* START Source material *

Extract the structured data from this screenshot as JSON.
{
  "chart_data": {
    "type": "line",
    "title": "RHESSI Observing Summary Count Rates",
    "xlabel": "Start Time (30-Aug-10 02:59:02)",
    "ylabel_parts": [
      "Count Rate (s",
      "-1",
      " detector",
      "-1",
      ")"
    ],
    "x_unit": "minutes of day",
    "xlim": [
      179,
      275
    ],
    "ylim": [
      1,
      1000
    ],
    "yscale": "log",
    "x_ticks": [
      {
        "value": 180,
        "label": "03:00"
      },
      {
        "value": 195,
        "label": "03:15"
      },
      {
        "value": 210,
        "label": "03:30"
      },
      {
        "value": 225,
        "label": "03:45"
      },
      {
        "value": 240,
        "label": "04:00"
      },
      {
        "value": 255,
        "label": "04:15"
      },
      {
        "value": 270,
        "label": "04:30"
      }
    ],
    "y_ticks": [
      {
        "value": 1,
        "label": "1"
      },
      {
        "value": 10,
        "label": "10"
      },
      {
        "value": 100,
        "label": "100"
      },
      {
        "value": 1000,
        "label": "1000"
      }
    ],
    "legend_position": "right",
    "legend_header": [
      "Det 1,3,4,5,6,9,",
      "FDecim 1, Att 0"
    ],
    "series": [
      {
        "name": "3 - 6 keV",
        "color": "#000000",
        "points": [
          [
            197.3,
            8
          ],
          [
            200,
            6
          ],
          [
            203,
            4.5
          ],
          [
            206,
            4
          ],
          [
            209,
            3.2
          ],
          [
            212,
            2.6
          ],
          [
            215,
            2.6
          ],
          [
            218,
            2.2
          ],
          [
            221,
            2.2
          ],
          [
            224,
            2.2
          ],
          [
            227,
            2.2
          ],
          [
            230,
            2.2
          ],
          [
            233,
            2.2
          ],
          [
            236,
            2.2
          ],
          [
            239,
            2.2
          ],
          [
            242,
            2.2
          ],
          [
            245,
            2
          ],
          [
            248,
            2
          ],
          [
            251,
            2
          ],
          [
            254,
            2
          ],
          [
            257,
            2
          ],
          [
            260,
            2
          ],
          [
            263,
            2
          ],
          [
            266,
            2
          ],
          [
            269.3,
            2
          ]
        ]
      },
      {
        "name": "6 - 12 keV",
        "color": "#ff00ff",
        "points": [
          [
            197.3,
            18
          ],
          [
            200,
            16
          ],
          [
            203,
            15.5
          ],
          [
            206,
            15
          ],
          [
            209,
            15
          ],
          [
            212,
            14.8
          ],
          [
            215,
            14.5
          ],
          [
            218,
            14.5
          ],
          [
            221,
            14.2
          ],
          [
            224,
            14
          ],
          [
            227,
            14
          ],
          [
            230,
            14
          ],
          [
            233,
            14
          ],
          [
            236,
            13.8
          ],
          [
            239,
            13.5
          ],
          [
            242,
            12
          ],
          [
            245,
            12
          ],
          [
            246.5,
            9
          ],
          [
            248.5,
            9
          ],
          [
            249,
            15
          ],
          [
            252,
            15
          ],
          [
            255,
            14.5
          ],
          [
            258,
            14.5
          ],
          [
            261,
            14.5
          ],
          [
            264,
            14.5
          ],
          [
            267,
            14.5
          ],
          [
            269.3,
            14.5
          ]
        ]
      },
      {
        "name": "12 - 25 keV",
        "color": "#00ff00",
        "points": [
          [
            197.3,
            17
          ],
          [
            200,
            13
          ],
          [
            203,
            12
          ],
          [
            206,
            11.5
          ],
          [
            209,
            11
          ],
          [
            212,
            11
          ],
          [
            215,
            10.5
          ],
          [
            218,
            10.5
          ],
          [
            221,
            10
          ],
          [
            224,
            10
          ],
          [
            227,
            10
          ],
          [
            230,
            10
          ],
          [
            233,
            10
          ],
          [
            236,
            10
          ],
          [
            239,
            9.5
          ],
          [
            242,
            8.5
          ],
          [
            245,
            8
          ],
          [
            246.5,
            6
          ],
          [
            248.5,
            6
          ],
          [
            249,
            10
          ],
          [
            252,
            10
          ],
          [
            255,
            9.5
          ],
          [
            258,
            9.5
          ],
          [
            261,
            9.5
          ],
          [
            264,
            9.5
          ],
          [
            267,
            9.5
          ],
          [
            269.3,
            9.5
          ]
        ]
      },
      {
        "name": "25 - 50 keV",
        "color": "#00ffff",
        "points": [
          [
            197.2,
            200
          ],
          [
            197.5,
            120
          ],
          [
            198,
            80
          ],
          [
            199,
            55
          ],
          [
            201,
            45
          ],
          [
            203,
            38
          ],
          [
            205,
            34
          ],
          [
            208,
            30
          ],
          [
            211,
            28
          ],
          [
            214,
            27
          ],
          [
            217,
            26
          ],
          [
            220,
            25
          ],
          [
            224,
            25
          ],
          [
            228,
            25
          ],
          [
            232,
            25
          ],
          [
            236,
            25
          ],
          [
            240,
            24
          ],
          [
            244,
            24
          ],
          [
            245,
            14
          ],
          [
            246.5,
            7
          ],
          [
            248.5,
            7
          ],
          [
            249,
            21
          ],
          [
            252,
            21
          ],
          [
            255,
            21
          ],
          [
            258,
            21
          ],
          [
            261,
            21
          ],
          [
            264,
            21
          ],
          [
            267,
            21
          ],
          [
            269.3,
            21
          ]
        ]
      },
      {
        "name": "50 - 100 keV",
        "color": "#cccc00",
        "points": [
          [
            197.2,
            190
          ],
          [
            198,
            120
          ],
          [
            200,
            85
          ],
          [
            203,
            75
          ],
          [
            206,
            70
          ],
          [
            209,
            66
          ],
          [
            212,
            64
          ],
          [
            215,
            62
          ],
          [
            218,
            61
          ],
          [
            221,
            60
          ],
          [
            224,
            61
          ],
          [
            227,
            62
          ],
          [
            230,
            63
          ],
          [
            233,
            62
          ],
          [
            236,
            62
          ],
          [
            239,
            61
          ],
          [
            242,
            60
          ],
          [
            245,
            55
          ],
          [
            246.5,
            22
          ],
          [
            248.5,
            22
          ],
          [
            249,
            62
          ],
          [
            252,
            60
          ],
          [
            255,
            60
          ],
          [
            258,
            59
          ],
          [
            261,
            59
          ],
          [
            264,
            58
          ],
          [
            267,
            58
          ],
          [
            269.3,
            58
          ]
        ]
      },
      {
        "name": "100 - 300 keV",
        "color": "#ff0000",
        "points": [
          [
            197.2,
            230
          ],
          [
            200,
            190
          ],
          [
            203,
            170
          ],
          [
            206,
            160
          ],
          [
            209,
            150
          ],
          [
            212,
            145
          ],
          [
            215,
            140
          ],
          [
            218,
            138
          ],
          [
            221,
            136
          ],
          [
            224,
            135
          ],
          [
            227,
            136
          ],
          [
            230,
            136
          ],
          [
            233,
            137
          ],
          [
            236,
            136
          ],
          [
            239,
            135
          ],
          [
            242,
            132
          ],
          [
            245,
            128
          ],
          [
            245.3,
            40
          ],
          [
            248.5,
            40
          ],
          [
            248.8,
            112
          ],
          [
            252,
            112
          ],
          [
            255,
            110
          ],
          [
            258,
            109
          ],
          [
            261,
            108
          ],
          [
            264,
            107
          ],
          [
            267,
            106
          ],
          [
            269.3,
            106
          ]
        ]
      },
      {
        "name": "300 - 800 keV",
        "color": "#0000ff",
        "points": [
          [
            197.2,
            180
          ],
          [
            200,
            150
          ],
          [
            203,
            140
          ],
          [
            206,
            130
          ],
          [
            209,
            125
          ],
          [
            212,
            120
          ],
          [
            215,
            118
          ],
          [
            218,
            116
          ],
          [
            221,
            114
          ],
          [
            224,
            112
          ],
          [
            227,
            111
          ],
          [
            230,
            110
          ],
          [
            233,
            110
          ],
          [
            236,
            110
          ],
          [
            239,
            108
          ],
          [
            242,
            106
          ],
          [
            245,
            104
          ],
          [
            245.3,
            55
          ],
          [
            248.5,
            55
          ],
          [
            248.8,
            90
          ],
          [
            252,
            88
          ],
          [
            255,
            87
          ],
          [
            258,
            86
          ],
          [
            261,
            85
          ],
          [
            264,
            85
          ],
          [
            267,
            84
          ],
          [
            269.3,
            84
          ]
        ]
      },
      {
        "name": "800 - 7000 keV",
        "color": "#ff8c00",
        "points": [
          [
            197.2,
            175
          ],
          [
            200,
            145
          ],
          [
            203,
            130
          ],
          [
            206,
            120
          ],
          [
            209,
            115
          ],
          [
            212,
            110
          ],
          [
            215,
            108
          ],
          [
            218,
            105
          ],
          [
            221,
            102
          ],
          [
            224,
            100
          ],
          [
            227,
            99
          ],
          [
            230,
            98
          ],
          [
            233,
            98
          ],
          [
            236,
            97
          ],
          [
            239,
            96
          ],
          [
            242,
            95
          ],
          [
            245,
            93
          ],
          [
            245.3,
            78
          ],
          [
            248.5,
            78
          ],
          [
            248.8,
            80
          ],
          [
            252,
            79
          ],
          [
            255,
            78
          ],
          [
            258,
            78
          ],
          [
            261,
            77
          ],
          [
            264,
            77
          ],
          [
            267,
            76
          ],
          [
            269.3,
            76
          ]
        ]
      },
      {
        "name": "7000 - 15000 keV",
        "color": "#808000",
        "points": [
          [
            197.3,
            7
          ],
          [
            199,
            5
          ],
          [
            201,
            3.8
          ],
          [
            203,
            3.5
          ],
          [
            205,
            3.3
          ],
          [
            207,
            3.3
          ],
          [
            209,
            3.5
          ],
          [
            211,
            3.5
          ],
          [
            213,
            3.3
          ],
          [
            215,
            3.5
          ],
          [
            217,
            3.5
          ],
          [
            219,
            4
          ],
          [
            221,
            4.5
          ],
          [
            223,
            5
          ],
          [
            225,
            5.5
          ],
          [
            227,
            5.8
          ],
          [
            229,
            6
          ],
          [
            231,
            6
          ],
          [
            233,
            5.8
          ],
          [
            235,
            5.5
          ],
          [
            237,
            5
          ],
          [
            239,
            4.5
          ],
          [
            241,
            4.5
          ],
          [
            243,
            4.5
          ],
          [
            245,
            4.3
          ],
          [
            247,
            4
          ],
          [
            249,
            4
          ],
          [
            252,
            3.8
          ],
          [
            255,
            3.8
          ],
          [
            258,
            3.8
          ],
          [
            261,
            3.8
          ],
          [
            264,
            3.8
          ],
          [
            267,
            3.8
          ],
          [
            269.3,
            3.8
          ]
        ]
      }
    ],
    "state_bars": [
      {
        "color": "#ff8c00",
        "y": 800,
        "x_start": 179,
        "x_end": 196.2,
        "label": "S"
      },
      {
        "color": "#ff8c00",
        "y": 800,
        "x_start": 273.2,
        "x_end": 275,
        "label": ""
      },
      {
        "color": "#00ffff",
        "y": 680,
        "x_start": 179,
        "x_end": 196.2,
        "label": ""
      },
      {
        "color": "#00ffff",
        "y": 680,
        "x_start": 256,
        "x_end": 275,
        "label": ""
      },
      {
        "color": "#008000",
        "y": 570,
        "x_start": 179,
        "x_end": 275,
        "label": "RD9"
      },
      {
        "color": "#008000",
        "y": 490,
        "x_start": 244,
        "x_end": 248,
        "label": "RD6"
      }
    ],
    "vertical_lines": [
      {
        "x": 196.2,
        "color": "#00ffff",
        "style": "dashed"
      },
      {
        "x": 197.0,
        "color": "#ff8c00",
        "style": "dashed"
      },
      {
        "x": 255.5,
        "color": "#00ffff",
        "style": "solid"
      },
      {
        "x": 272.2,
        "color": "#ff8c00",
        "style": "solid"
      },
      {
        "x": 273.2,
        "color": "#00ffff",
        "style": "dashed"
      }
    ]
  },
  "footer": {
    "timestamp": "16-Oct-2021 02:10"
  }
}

* END Source material *

Select and copy every line of the listing with the word "value".

        "value": 180,
        "value": 195,
        "value": 210,
        "value": 225,
        "value": 240,
        "value": 255,
        "value": 270,
        "value": 1,
        "value": 10,
        "value": 100,
        "value": 1000,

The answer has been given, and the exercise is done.